Brief ▸ Render every line of the listing below as a JSON list of strings, one string per line, with blank lines dropped. Leave the pictures out.

Task material ▸
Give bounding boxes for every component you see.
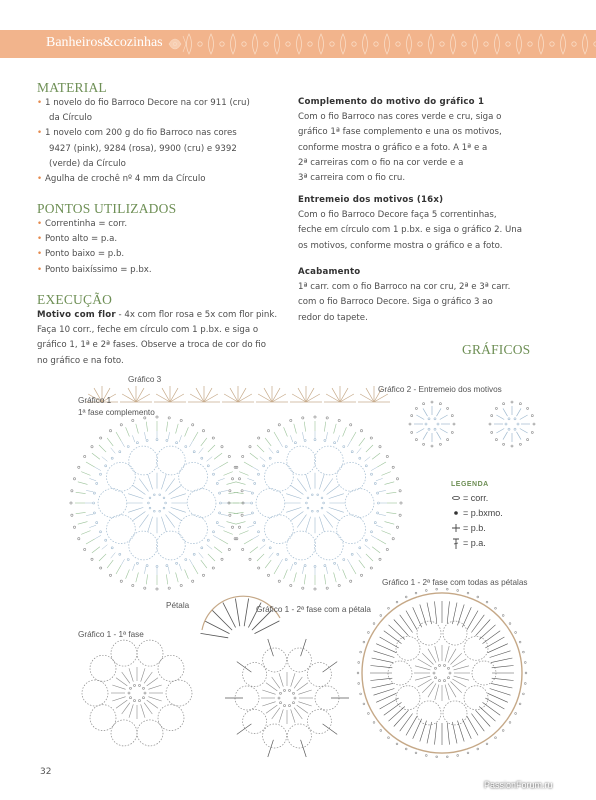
complemento-block: Complemento do motivo do gráfico 1 Com o fio Barroco nas cores verde e cru, siga o gráfico 1ª fase complemento e una os motivos, conforme mostra o gráfico e a foto. A 1ª e a 2ª carreiras com o fio na cor verde e a 3ª carreira com o fio cru. (298, 95, 568, 186)
section-header-title: Banheiros&cozinhas (46, 35, 163, 50)
label-grafico-1-todas-petalas: Gráfico 1 - 2ª fase com todas as pétalas (382, 578, 528, 587)
bullet-icon: • (37, 98, 43, 108)
ponto-item: • Correntinha = corr. (37, 217, 287, 232)
legend-item-pb: = p.b. (463, 523, 486, 533)
acabamento-heading: Acabamento (298, 267, 361, 277)
slip-stitch-symbol-icon (454, 511, 458, 515)
bullet-icon: • (37, 264, 43, 275)
ponto-item: • Ponto alto = p.a. (37, 232, 287, 247)
crochet-diagram-art (70, 386, 535, 758)
label-grafico-1: Gráfico 1 (78, 396, 112, 405)
chain-symbol-icon (453, 496, 460, 499)
double-crochet-symbol-icon (453, 539, 459, 549)
material-item: • 1 novelo com 200 g do fio Barroco nas cores 9427 (pink), 9284 (rosa), 9900 (cru) e 9392 (verde) da Círculo (37, 128, 237, 169)
acabamento-block: Acabamento 1ª carr. com o fio Barroco na cor cru, 2ª e 3ª carr. com o fio Barroco Decore. Siga o gráfico 3 ao redor do tapete. (298, 265, 568, 326)
material-item: • Agulha de crochê nº 4 mm da Círculo (37, 172, 287, 187)
legend-item-pa: = p.a. (463, 538, 486, 548)
crochet-charts (62, 368, 567, 763)
graficos-title: GRÁFICOS (462, 342, 531, 357)
header-ornament-pattern (165, 30, 596, 58)
label-grafico-1-com-petala: Gráfico 1 - 2ª fase com a pétala (256, 605, 371, 614)
complemento-heading: Complemento do motivo do gráfico 1 (298, 97, 485, 107)
bullet-icon: • (37, 174, 43, 185)
entremeio-block: Entremeio dos motivos (16x) Com o fio Barroco Decore faça 5 correntinhas, feche em círculo com 1 p.bx. e siga o gráfico 2. Una os motivos, conforme mostra o gráfico e a foto. (298, 193, 568, 254)
ponto-item: • Ponto baixo = p.b. (37, 247, 287, 262)
material-title: MATERIAL (37, 80, 107, 95)
pontos-list (37, 217, 287, 278)
material-list (37, 96, 287, 187)
execucao-title: EXECUÇÃO (37, 292, 113, 307)
bullet-icon: • (37, 128, 43, 139)
label-grafico-3: Gráfico 3 (128, 375, 162, 384)
single-crochet-symbol-icon (452, 524, 460, 532)
legend (451, 481, 503, 549)
legend-item-corr: = corr. (463, 493, 489, 503)
bullet-icon: • (37, 219, 43, 229)
bullet-icon: • (37, 249, 43, 260)
execucao-text: Motivo com flor - 4x com flor rosa e 5x com flor pink. Faça 10 corr., feche em círculo com 1 p.bx. e siga o gráfico 1, 1ª e 2ª fases. Observe a troca de cor do fio no gráfico e na foto. (37, 310, 278, 366)
material-item: • 1 novelo do fio Barroco Decore na cor 911 (cru) da Círculo (37, 98, 250, 124)
watermark: PassionForum.ru (484, 780, 553, 790)
legend-item-pbxmo: = p.bxmo. (463, 508, 503, 518)
pontos-title: PONTOS UTILIZADOS (37, 201, 177, 216)
label-grafico-2: Gráfico 2 - Entremeio dos motivos (378, 385, 502, 394)
label-grafico-1-complemento: 1ª fase complemento (78, 408, 155, 417)
ponto-item: • Ponto baixíssimo = p.bx. (37, 263, 287, 278)
header-band (0, 30, 596, 58)
label-grafico-1-primeira-fase: Gráfico 1 - 1ª fase (78, 630, 144, 639)
bullet-icon: • (37, 234, 43, 245)
legend-title: LEGENDA (451, 481, 489, 488)
label-petala: Pétala (166, 601, 190, 610)
page-number: 32 (40, 767, 52, 777)
motivo-flor-heading: Motivo com flor (37, 310, 116, 320)
entremeio-heading: Entremeio dos motivos (16x) (298, 195, 444, 205)
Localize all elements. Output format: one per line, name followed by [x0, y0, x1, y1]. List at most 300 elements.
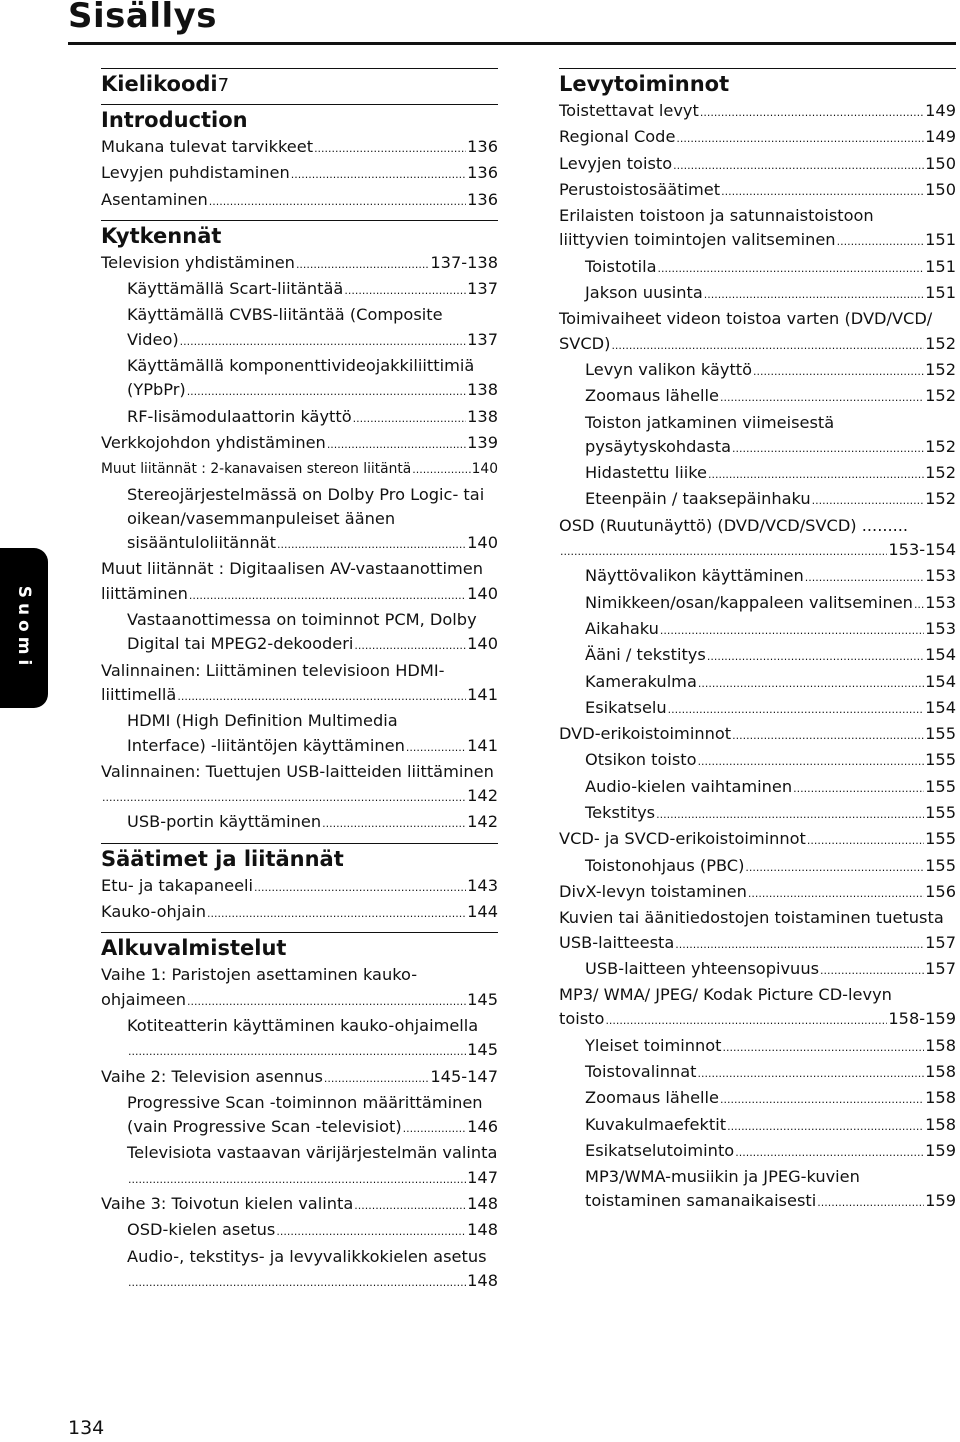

Expected answer ▸
[
  "Give bounding boxes for every component you see.",
  "complemento-block: Complemento do motivo do gráfico 1 Com o fio Barroco nas cores verde e cru, siga o gráfico 1ª fase complemento e una os motivos, conforme mostra o gráfico e a foto. A 1ª e a 2ª carreiras com o fio na cor verde e a 3ª carreira com o fio cru. (298, 95, 568, 186)",
  "section-header-title: Banheiros&cozinhas (46, 35, 163, 50)",
  "label-grafico-1-todas-petalas: Gráfico 1 - 2ª fase com todas as pétalas (382, 578, 528, 587)",
  "bullet-icon: • (37, 98, 43, 108)",
  "ponto-item: • Correntinha = corr. (37, 217, 287, 232)",
  "legend-item-pb: = p.b. (463, 523, 486, 533)",
  "acabamento-heading: Acabamento (298, 267, 361, 277)",
  "slip-stitch-symbol-icon (454, 511, 458, 515)",
  "bullet-icon: • (37, 264, 43, 275)",
  "ponto-item: • Ponto alto = p.a. (37, 232, 287, 247)",
  "crochet-diagram-art (70, 386, 535, 758)",
  "label-grafico-1: Gráfico 1 (78, 396, 112, 405)",
  "chain-symbol-icon (453, 496, 460, 499)",
  "double-crochet-symbol-icon (453, 539, 459, 549)",
  "material-item: • 1 novelo com 200 g do fio Barroco nas cores 9427 (pink), 9284 (rosa), 9900 (cru) e 9392 (verde) da Círculo (37, 128, 237, 169)",
  "acabamento-block: Acabamento 1ª carr. com o fio Barroco na cor cru, 2ª e 3ª carr. com o fio Barroco Decore. Siga o gráfico 3 ao redor do tapete. (298, 265, 568, 326)",
  "material-item: • Agulha de crochê nº 4 mm da Círculo (37, 172, 287, 187)",
  "legend-item-pa: = p.a. (463, 538, 486, 548)",
  "crochet-charts (62, 368, 567, 763)",
  "graficos-title: GRÁFICOS (462, 342, 531, 357)",
  "header-ornament-pattern (165, 30, 596, 58)",
  "label-grafico-1-com-petala: Gráfico 1 - 2ª fase com a pétala (256, 605, 371, 614)",
  "complemento-heading: Complemento do motivo do gráfico 1 (298, 97, 485, 107)",
  "bullet-icon: • (37, 174, 43, 185)",
  "entremeio-block: Entremeio dos motivos (16x) Com o fio Barroco Decore faça 5 correntinhas, feche em círculo com 1 p.bx. e siga o gráfico 2. Una os motivos, conforme mostra o gráfico e a foto. (298, 193, 568, 254)",
  "ponto-item: • Ponto baixo = p.b. (37, 247, 287, 262)",
  "material-title: MATERIAL (37, 80, 107, 95)",
  "pontos-list (37, 217, 287, 278)",
  "material-list (37, 96, 287, 187)",
  "execucao-title: EXECUÇÃO (37, 292, 113, 307)",
  "bullet-icon: • (37, 128, 43, 139)",
  "label-grafico-3: Gráfico 3 (128, 375, 162, 384)",
  "single-crochet-symbol-icon (452, 524, 460, 532)",
  "legend (451, 481, 503, 549)",
  "legend-item-corr: = corr. (463, 493, 489, 503)",
  "bullet-icon: • (37, 219, 43, 229)",
  "bullet-icon: • (37, 249, 43, 260)",
  "execucao-text: Motivo com flor - 4x com flor rosa e 5x com flor pink. Faça 10 corr., feche em círculo com 1 p.bx. e siga o gráfico 1, 1ª e 2ª fases. Observe a troca de cor do fio no gráfico e na foto. (37, 310, 278, 366)",
  "material-item: • 1 novelo do fio Barroco Decore na cor 911 (cru) da Círculo (37, 98, 250, 124)",
  "watermark: PassionForum.ru (484, 780, 553, 790)",
  "legend-item-pbxmo: = p.bxmo. (463, 508, 503, 518)",
  "pontos-title: PONTOS UTILIZADOS (37, 201, 177, 216)",
  "label-grafico-2: Gráfico 2 - Entremeio dos motivos (378, 385, 502, 394)",
  "label-grafico-1-complemento: 1ª fase complemento (78, 408, 155, 417)",
  "ponto-item: • Ponto baixíssimo = p.bx. (37, 263, 287, 278)",
  "header-band (0, 30, 596, 58)",
  "label-grafico-1-primeira-fase: Gráfico 1 - 1ª fase (78, 630, 144, 639)",
  "bullet-icon: • (37, 234, 43, 245)",
  "legend-title: LEGENDA (451, 481, 489, 488)",
  "label-petala: Pétala (166, 601, 190, 610)",
  "page-number: 32 (40, 767, 52, 777)",
  "motivo-flor-heading: Motivo com flor (37, 310, 116, 320)",
  "entremeio-heading: Entremeio dos motivos (16x) (298, 195, 444, 205)",
  "Localize all elements. Output format: one per line, name followed by [x0, y0, x1, y1]. List at most 300 elements."
]